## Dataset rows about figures

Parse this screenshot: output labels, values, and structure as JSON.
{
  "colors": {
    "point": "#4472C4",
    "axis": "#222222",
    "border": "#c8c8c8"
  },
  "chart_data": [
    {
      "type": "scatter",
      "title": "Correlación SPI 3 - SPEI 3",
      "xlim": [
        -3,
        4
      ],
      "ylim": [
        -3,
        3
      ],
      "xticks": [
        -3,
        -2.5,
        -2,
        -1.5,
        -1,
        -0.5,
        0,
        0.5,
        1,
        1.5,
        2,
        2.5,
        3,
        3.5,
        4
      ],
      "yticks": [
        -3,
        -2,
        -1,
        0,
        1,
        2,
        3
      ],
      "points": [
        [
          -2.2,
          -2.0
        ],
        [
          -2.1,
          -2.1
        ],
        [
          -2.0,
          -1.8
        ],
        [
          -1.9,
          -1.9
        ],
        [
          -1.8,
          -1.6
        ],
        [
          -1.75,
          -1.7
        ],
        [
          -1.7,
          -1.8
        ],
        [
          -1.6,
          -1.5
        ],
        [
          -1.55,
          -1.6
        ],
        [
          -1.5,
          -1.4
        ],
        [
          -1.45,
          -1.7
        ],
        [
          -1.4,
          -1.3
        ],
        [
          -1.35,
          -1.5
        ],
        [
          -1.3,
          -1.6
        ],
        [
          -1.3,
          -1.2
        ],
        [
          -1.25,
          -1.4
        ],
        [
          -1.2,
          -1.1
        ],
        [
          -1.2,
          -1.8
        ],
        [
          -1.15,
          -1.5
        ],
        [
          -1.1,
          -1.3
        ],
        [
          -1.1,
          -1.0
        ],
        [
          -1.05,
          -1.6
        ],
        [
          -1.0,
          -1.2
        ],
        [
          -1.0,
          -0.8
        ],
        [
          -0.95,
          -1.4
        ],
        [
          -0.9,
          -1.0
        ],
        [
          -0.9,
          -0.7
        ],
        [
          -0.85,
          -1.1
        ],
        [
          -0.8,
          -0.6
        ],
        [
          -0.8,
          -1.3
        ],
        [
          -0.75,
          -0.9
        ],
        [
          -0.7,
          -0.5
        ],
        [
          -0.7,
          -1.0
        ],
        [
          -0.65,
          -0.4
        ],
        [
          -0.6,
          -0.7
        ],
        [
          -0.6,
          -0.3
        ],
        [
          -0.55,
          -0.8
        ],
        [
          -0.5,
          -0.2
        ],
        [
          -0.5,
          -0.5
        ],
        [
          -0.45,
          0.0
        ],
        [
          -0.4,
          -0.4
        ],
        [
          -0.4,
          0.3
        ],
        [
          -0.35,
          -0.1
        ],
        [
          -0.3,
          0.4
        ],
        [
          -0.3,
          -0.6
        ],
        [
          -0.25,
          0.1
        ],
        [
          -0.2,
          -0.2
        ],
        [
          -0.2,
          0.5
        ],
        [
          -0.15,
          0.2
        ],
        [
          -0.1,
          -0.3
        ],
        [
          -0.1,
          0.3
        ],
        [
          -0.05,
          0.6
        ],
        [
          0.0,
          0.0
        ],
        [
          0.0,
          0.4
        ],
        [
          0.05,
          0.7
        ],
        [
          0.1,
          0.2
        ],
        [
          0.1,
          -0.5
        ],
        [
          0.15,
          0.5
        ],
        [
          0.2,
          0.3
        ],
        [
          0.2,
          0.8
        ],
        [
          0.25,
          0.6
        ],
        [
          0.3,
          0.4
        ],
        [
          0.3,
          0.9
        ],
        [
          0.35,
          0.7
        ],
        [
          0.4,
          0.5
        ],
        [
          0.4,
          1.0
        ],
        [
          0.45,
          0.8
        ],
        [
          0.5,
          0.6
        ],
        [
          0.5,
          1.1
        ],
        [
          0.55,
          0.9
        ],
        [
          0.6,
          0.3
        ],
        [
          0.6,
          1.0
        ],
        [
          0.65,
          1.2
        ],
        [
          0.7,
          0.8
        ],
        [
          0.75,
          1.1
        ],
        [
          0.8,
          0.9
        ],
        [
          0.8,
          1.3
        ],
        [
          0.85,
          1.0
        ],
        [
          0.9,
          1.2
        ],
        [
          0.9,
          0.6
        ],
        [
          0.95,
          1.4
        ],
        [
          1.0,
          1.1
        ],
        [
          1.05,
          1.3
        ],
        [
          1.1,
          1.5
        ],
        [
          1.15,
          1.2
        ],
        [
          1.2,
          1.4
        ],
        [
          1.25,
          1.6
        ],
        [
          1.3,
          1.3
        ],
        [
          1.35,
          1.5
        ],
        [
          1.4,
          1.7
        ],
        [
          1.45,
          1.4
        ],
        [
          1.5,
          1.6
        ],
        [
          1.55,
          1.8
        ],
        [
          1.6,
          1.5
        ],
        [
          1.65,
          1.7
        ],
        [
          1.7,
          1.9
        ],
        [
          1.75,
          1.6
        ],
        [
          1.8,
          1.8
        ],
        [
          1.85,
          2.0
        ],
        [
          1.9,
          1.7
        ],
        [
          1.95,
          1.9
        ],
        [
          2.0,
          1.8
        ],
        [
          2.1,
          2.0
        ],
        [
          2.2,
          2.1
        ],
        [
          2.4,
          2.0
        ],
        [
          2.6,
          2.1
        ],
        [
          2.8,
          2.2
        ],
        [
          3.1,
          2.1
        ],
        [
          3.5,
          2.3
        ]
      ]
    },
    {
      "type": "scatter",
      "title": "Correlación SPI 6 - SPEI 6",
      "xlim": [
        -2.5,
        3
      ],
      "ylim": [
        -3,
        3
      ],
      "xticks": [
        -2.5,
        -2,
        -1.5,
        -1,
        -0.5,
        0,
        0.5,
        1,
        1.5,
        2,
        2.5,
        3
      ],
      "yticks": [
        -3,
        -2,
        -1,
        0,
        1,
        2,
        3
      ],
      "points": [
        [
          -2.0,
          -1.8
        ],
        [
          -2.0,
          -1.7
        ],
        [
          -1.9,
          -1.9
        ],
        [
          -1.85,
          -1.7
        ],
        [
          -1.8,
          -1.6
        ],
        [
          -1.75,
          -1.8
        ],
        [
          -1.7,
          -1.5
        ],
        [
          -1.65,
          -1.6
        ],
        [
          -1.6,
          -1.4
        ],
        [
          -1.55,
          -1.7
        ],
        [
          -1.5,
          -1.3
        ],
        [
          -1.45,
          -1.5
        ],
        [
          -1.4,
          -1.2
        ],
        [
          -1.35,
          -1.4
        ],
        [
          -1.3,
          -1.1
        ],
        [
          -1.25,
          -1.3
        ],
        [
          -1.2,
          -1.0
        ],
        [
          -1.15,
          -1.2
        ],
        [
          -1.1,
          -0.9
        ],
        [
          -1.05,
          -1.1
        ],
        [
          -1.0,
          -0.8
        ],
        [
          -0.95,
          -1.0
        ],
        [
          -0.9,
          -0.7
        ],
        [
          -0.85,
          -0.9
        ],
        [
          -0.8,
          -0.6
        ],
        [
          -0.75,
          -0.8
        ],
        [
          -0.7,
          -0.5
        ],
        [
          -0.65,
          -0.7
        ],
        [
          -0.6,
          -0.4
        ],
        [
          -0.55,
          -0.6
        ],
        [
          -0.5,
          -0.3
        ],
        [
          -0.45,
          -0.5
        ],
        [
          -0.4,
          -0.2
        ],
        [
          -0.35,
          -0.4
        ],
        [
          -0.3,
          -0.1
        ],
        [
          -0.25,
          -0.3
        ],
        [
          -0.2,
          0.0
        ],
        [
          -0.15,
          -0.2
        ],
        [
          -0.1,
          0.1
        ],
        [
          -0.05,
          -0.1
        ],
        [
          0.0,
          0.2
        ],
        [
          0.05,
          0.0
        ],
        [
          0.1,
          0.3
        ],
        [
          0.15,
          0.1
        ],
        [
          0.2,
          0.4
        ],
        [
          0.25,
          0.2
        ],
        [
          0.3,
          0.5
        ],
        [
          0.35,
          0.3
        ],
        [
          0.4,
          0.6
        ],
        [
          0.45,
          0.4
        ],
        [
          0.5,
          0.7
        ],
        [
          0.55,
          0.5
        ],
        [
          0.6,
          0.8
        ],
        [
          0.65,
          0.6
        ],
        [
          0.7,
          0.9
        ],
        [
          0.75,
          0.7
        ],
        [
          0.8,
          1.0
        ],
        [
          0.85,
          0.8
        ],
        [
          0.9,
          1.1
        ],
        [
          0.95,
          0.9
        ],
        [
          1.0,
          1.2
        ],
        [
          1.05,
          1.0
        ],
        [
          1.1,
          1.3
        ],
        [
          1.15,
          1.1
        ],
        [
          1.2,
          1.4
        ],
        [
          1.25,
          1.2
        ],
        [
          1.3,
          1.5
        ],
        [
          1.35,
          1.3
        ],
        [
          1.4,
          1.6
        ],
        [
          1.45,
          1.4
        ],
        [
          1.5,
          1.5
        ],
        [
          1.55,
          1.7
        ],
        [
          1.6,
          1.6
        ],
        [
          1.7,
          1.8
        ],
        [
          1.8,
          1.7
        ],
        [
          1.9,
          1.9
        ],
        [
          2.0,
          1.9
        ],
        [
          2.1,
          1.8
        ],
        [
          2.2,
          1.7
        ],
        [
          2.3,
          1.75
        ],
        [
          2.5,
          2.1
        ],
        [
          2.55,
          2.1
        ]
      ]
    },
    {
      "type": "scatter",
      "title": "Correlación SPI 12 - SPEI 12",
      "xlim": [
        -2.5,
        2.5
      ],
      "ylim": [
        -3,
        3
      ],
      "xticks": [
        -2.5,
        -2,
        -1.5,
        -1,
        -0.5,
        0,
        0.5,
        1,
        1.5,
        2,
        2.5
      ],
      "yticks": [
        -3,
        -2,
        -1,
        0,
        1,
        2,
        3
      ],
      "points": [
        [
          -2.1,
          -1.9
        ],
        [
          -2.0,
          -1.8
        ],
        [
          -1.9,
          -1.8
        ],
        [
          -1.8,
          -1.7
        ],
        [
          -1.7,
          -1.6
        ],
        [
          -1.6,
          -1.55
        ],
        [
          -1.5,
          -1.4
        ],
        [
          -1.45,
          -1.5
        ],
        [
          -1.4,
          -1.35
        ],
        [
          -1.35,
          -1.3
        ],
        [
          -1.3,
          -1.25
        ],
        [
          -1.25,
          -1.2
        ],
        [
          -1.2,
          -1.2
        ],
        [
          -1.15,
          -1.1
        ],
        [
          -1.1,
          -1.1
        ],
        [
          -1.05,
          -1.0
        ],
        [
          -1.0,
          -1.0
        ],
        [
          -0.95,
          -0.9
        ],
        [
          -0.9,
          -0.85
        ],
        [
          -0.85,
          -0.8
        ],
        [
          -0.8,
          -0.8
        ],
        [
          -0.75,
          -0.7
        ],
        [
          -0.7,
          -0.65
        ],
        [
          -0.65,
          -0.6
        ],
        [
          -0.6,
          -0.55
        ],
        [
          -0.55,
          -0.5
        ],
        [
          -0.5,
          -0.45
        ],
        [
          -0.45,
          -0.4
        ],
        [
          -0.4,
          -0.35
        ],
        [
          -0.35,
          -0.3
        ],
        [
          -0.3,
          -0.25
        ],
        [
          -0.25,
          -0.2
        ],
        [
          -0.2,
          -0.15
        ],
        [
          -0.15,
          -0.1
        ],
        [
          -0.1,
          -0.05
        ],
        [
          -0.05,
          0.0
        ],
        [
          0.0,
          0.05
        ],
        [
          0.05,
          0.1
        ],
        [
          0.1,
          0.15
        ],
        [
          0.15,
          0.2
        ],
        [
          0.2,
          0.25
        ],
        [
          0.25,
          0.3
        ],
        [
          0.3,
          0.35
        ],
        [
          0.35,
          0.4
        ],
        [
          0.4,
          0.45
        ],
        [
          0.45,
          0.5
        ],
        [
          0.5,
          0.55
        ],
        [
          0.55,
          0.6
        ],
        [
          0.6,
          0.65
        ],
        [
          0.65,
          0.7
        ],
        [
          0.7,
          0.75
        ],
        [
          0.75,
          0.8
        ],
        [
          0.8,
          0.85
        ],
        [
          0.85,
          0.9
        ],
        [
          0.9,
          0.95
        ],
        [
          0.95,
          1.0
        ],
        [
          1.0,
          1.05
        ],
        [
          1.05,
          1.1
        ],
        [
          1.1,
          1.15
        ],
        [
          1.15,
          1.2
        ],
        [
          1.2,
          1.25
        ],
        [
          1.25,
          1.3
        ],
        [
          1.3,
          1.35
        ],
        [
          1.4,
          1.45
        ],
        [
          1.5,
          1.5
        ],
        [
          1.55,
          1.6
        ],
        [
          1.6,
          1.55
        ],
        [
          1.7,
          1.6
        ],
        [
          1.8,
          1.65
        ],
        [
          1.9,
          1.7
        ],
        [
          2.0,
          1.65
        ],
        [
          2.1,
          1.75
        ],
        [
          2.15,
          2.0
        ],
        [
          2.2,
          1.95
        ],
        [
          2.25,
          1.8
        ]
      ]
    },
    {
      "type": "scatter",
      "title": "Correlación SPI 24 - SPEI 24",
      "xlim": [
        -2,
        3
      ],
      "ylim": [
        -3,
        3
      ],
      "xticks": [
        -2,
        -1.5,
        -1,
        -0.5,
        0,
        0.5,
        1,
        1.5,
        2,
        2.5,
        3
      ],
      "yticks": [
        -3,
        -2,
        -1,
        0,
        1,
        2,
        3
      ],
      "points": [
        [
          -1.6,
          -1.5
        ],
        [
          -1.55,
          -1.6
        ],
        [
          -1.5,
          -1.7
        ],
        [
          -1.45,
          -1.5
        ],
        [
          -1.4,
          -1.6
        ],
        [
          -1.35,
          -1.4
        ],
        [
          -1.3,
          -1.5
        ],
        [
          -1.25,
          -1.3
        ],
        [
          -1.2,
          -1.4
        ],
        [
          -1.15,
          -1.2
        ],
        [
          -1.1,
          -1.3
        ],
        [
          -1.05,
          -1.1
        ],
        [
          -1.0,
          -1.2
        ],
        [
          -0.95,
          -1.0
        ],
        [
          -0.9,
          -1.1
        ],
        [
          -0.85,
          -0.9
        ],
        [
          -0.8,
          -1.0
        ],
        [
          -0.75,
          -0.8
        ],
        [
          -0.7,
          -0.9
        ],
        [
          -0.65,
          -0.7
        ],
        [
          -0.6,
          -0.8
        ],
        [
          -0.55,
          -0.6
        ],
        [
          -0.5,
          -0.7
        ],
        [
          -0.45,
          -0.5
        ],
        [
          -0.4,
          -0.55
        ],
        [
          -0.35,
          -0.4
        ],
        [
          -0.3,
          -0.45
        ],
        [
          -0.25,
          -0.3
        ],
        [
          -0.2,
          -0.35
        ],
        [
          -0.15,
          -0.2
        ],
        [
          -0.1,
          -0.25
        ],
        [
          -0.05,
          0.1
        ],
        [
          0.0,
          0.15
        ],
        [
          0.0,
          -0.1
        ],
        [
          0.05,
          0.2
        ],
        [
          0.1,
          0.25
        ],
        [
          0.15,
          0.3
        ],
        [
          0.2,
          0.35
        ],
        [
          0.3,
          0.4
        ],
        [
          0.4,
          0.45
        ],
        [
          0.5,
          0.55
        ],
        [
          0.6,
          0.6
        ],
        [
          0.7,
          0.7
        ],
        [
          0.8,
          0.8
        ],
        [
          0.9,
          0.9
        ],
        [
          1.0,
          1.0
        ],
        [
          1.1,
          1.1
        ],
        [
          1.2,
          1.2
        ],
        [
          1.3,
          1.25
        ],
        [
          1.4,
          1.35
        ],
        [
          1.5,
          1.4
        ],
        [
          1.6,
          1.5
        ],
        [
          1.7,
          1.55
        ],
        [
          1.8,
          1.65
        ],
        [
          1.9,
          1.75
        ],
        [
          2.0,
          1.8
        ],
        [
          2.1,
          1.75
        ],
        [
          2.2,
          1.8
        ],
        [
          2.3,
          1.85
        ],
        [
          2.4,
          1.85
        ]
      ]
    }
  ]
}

## Stated task
Report how many lines contain "title". Give nothing but the number.

## The result
4